Brief
Give the listing again character for character, but drop the images.

### Data listing

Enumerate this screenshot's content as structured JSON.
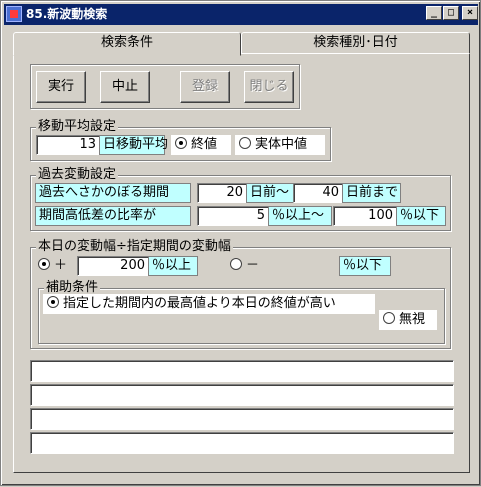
{
  "window": {
    "title": "85.新波動検索"
  },
  "titlebar_buttons": {
    "minimize": "_",
    "maximize": "□",
    "close": "×"
  },
  "tabs": [
    {
      "label": "検索条件",
      "active": true
    },
    {
      "label": "検索種別･日付",
      "active": false
    }
  ],
  "toolbar": {
    "run_label": "実行",
    "stop_label": "中止",
    "register_label": "登録",
    "close_label": "閉じる"
  },
  "moving_average": {
    "title": "移動平均設定",
    "days_value": "13",
    "days_label": "日移動平均",
    "option_close": "終値",
    "option_body": "実体中値",
    "selected": "終値"
  },
  "past_fluctuation": {
    "title": "過去変動設定",
    "lookback_label": "過去へさかのぼる期間",
    "from_value": "20",
    "from_unit": "日前～",
    "to_value": "40",
    "to_unit": "日前まで",
    "ratio_label": "期間高低差の比率が",
    "ratio_min_value": "5",
    "ratio_min_unit": "％以上～",
    "ratio_max_value": "100",
    "ratio_max_unit": "％以下"
  },
  "today_ratio": {
    "title": "本日の変動幅÷指定期間の変動幅",
    "plus_label": "＋",
    "plus_value": "200",
    "plus_unit": "％以上",
    "minus_label": "－",
    "minus_unit": "％以下",
    "selected": "plus"
  },
  "auxiliary": {
    "title": "補助条件",
    "option_high": "指定した期間内の最高値より本日の終値が高い",
    "option_ignore": "無視",
    "selected": "high"
  },
  "results": [
    "",
    "",
    "",
    ""
  ],
  "colors": {
    "titlebar": "#0a246a",
    "label_bg": "#c0ffff",
    "face": "#d4d0c8"
  }
}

######

Result below
Enumerate this screenshot's content as structured JSON.
{
  "window": {
    "title": "85.新波動検索"
  },
  "titlebar_buttons": {
    "minimize": "_",
    "maximize": "□",
    "close": "×"
  },
  "tabs": [
    {
      "label": "検索条件",
      "active": true
    },
    {
      "label": "検索種別･日付",
      "active": false
    }
  ],
  "toolbar": {
    "run_label": "実行",
    "stop_label": "中止",
    "register_label": "登録",
    "close_label": "閉じる"
  },
  "moving_average": {
    "title": "移動平均設定",
    "days_value": "13",
    "days_label": "日移動平均",
    "option_close": "終値",
    "option_body": "実体中値",
    "selected": "終値"
  },
  "past_fluctuation": {
    "title": "過去変動設定",
    "lookback_label": "過去へさかのぼる期間",
    "from_value": "20",
    "from_unit": "日前～",
    "to_value": "40",
    "to_unit": "日前まで",
    "ratio_label": "期間高低差の比率が",
    "ratio_min_value": "5",
    "ratio_min_unit": "％以上～",
    "ratio_max_value": "100",
    "ratio_max_unit": "％以下"
  },
  "today_ratio": {
    "title": "本日の変動幅÷指定期間の変動幅",
    "plus_label": "＋",
    "plus_value": "200",
    "plus_unit": "％以上",
    "minus_label": "－",
    "minus_unit": "％以下",
    "selected": "plus"
  },
  "auxiliary": {
    "title": "補助条件",
    "option_high": "指定した期間内の最高値より本日の終値が高い",
    "option_ignore": "無視",
    "selected": "high"
  },
  "results": [
    "",
    "",
    "",
    ""
  ],
  "colors": {
    "titlebar": "#0a246a",
    "label_bg": "#c0ffff",
    "face": "#d4d0c8"
  }
}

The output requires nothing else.